++++ Data for the task

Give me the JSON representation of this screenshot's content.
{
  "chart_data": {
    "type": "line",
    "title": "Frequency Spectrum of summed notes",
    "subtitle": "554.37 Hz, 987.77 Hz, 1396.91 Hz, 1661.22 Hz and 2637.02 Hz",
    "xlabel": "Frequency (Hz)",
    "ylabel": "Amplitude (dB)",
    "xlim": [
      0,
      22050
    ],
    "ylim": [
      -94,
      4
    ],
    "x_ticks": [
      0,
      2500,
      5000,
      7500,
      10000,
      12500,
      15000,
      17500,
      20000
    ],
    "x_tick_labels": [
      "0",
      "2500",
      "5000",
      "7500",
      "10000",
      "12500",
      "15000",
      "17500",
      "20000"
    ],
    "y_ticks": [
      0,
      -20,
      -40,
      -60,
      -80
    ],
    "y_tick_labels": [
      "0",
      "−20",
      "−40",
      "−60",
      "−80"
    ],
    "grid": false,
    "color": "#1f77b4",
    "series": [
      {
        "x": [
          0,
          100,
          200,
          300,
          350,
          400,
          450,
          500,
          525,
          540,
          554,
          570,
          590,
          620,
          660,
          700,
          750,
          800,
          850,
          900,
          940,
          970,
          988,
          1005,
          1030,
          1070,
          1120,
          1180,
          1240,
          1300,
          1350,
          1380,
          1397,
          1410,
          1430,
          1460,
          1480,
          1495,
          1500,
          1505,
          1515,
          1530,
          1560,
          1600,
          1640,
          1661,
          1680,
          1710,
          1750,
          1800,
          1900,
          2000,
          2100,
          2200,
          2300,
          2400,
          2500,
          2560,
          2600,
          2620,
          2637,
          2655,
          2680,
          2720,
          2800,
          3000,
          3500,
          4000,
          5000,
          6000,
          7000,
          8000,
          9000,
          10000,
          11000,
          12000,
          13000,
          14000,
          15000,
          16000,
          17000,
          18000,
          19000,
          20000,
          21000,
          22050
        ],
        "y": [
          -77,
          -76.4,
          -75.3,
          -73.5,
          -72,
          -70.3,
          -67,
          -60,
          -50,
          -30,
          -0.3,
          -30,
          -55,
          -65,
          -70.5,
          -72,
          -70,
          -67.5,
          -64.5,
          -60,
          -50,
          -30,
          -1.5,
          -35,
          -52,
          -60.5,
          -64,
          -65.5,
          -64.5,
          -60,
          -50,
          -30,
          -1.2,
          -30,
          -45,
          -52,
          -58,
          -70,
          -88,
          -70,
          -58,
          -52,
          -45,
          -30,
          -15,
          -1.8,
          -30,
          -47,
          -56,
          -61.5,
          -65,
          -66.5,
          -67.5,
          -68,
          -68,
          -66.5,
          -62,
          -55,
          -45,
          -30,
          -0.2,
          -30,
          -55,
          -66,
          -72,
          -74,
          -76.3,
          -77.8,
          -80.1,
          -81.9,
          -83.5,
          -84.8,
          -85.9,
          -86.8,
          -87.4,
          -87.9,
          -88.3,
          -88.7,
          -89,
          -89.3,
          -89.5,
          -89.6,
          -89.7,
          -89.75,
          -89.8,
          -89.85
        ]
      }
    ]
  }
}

++++++++

- _Set exercise_:
Scan the listing above. Gather each line that contains the word "Frequency".

- _Full solution_:
    "title": "Frequency Spectrum of summed notes",
    "xlabel": "Frequency (Hz)",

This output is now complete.